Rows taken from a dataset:
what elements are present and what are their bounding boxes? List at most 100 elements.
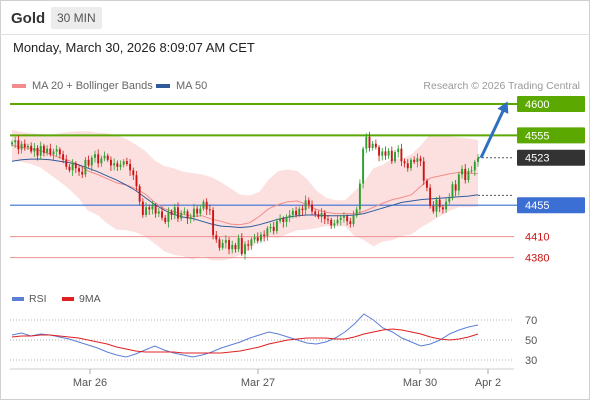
candle-body xyxy=(109,159,112,166)
candle-body xyxy=(295,210,298,215)
candle-body xyxy=(285,217,288,222)
candle-body xyxy=(470,170,473,172)
candle-body xyxy=(323,212,326,220)
candle-body xyxy=(406,163,409,169)
candle-body xyxy=(103,155,106,159)
candle-body xyxy=(381,151,384,156)
candle-body xyxy=(164,217,167,222)
candle-body xyxy=(208,209,211,211)
x-tick-label: Mar 26 xyxy=(73,377,107,389)
candle-body xyxy=(180,212,183,219)
candle-body xyxy=(87,159,90,166)
candle-body xyxy=(106,155,109,160)
resistance-label-box-4600 xyxy=(517,95,585,112)
candle-body xyxy=(33,147,36,152)
candle-body xyxy=(68,166,71,171)
candle-body xyxy=(81,171,84,175)
candle-body xyxy=(94,154,96,158)
candle-body xyxy=(390,150,393,162)
candle-body xyxy=(135,175,138,187)
candles-layer xyxy=(11,131,479,260)
candle-body xyxy=(199,208,202,214)
candle-body xyxy=(397,148,400,153)
candle-body xyxy=(46,148,49,153)
candle-body xyxy=(362,148,365,184)
candle-body xyxy=(119,164,122,167)
candle-body xyxy=(189,217,192,219)
candle-body xyxy=(438,199,441,208)
candle-body xyxy=(441,207,444,210)
pivot-label-box-4455 xyxy=(517,197,585,214)
candle-body xyxy=(342,216,345,218)
candle-body xyxy=(346,216,349,222)
candle-body xyxy=(358,183,361,210)
candle-body xyxy=(148,207,151,210)
candle-body xyxy=(113,163,116,166)
candle-body xyxy=(196,208,199,214)
bollinger-band-layer xyxy=(12,129,478,261)
forecast-arrow-layer xyxy=(479,101,509,159)
ma50-line xyxy=(11,158,479,229)
candle-body xyxy=(42,145,45,153)
rsi-swatch xyxy=(12,297,24,301)
rsi-label: RSI xyxy=(29,293,47,305)
candle-body xyxy=(71,163,74,171)
forecast-arrow-shaft xyxy=(479,106,507,159)
current-price-label: 4523 xyxy=(525,153,549,165)
candle-body xyxy=(269,226,272,229)
candle-body xyxy=(410,159,412,169)
candle-body xyxy=(336,219,339,224)
candle-body xyxy=(272,226,275,232)
candle-body xyxy=(17,140,20,150)
candle-body xyxy=(167,211,170,222)
candle-body xyxy=(352,215,355,225)
candle-body xyxy=(84,159,87,175)
candle-body xyxy=(244,244,246,255)
candle-body xyxy=(266,228,269,236)
header-divider xyxy=(0,34,590,35)
chart-header: Gold 30 MIN xyxy=(0,0,590,36)
candle-body xyxy=(416,158,419,162)
candle-body xyxy=(253,237,256,240)
candle-body xyxy=(228,240,230,250)
candle-body xyxy=(151,205,154,210)
candle-body xyxy=(49,148,52,155)
candle-body xyxy=(97,154,100,164)
rsi-tick-70: 70 xyxy=(525,315,537,327)
candle-body xyxy=(129,164,132,171)
candle-body xyxy=(307,200,310,205)
candle-body xyxy=(250,239,253,246)
candle-body xyxy=(212,210,215,236)
candle-body xyxy=(186,211,189,219)
candle-body xyxy=(425,180,428,188)
candle-body xyxy=(435,199,438,212)
candle-body xyxy=(20,143,23,150)
candle-body xyxy=(378,147,381,156)
candle-body xyxy=(234,244,237,250)
level-lines-layer xyxy=(10,102,584,259)
candle-body xyxy=(461,168,463,175)
candle-body xyxy=(161,211,163,218)
candle-body xyxy=(183,211,186,213)
candle-body xyxy=(451,184,454,199)
candle-body xyxy=(36,147,39,156)
rsi-panel: 70 50 30 xyxy=(10,313,537,367)
candle-body xyxy=(237,238,240,250)
candle-body xyxy=(116,163,119,167)
candle-body xyxy=(132,170,135,176)
candle-body xyxy=(394,152,396,162)
candle-body xyxy=(413,159,416,162)
x-tick-label: Apr 2 xyxy=(475,377,501,389)
candle-body xyxy=(457,174,460,191)
forecast-arrow-head xyxy=(497,101,509,114)
candle-body xyxy=(298,208,301,215)
candle-body xyxy=(429,187,432,206)
timeframe-badge[interactable]: 30 MIN xyxy=(51,7,102,29)
rsi-9ma-line xyxy=(11,328,479,354)
candle-body xyxy=(282,218,285,222)
resistance-label-box-4555 xyxy=(517,127,585,144)
bollinger-band-fill xyxy=(12,129,478,261)
rsi-tick-50: 50 xyxy=(525,335,537,347)
ma9-swatch xyxy=(62,297,74,301)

▸ **Work to be completed**
Please copy out every one of the records above line for line, leaving out the pictures.

▸ **Exercise output**
what elements are present and what are their bounding boxes? List at most 100 elements.
candle-body xyxy=(109,159,112,166)
candle-body xyxy=(295,210,298,215)
candle-body xyxy=(285,217,288,222)
candle-body xyxy=(470,170,473,172)
candle-body xyxy=(323,212,326,220)
candle-body xyxy=(406,163,409,169)
candle-body xyxy=(103,155,106,159)
candle-body xyxy=(381,151,384,156)
candle-body xyxy=(164,217,167,222)
candle-body xyxy=(208,209,211,211)
x-tick-label: Mar 26 xyxy=(73,377,107,389)
candle-body xyxy=(180,212,183,219)
candle-body xyxy=(87,159,90,166)
candle-body xyxy=(106,155,109,160)
resistance-label-box-4600 xyxy=(517,95,585,112)
candle-body xyxy=(33,147,36,152)
candle-body xyxy=(68,166,71,171)
candle-body xyxy=(81,171,84,175)
candle-body xyxy=(94,154,96,158)
candle-body xyxy=(390,150,393,162)
candle-body xyxy=(135,175,138,187)
candles-layer xyxy=(11,131,479,260)
candle-body xyxy=(199,208,202,214)
candle-body xyxy=(397,148,400,153)
candle-body xyxy=(46,148,49,153)
candle-body xyxy=(362,148,365,184)
candle-body xyxy=(119,164,122,167)
candle-body xyxy=(189,217,192,219)
candle-body xyxy=(438,199,441,208)
candle-body xyxy=(441,207,444,210)
pivot-label-box-4455 xyxy=(517,197,585,214)
candle-body xyxy=(342,216,345,218)
candle-body xyxy=(346,216,349,222)
candle-body xyxy=(358,183,361,210)
candle-body xyxy=(148,207,151,210)
candle-body xyxy=(113,163,116,166)
candle-body xyxy=(196,208,199,214)
bollinger-band-layer xyxy=(12,129,478,261)
forecast-arrow-layer xyxy=(479,101,509,159)
ma50-line xyxy=(11,158,479,229)
candle-body xyxy=(42,145,45,153)
rsi-swatch xyxy=(12,297,24,301)
rsi-label: RSI xyxy=(29,293,47,305)
candle-body xyxy=(71,163,74,171)
forecast-arrow-shaft xyxy=(479,106,507,159)
current-price-label: 4523 xyxy=(525,153,549,165)
candle-body xyxy=(269,226,272,229)
candle-body xyxy=(410,159,412,169)
candle-body xyxy=(336,219,339,224)
candle-body xyxy=(272,226,275,232)
candle-body xyxy=(17,140,20,150)
candle-body xyxy=(167,211,170,222)
candle-body xyxy=(352,215,355,225)
candle-body xyxy=(84,159,87,175)
candle-body xyxy=(244,244,246,255)
candle-body xyxy=(266,228,269,236)
header-divider xyxy=(0,34,590,35)
chart-header: Gold 30 MIN xyxy=(0,0,590,36)
candle-body xyxy=(416,158,419,162)
candle-body xyxy=(253,237,256,240)
candle-body xyxy=(228,240,230,250)
candle-body xyxy=(151,205,154,210)
candle-body xyxy=(49,148,52,155)
candle-body xyxy=(97,154,100,164)
rsi-tick-70: 70 xyxy=(525,315,537,327)
candle-body xyxy=(129,164,132,171)
candle-body xyxy=(307,200,310,205)
candle-body xyxy=(250,239,253,246)
candle-body xyxy=(212,210,215,236)
candle-body xyxy=(186,211,189,219)
candle-body xyxy=(425,180,428,188)
candle-body xyxy=(435,199,438,212)
candle-body xyxy=(20,143,23,150)
candle-body xyxy=(378,147,381,156)
candle-body xyxy=(234,244,237,250)
level-lines-layer xyxy=(10,102,584,259)
candle-body xyxy=(461,168,463,175)
candle-body xyxy=(161,211,163,218)
candle-body xyxy=(183,211,186,213)
candle-body xyxy=(451,184,454,199)
candle-body xyxy=(36,147,39,156)
rsi-panel: 70 50 30 xyxy=(10,313,537,367)
candle-body xyxy=(237,238,240,250)
candle-body xyxy=(116,163,119,167)
candle-body xyxy=(132,170,135,176)
candle-body xyxy=(394,152,396,162)
candle-body xyxy=(413,159,416,162)
x-tick-label: Apr 2 xyxy=(475,377,501,389)
candle-body xyxy=(457,174,460,191)
forecast-arrow-head xyxy=(497,101,509,114)
candle-body xyxy=(298,208,301,215)
candle-body xyxy=(429,187,432,206)
timeframe-badge[interactable]: 30 MIN xyxy=(51,7,102,29)
rsi-9ma-line xyxy=(11,328,479,354)
candle-body xyxy=(282,218,285,222)
resistance-label-box-4555 xyxy=(517,127,585,144)
bollinger-band-fill xyxy=(12,129,478,261)
rsi-tick-50: 50 xyxy=(525,335,537,347)
ma9-swatch xyxy=(62,297,74,301)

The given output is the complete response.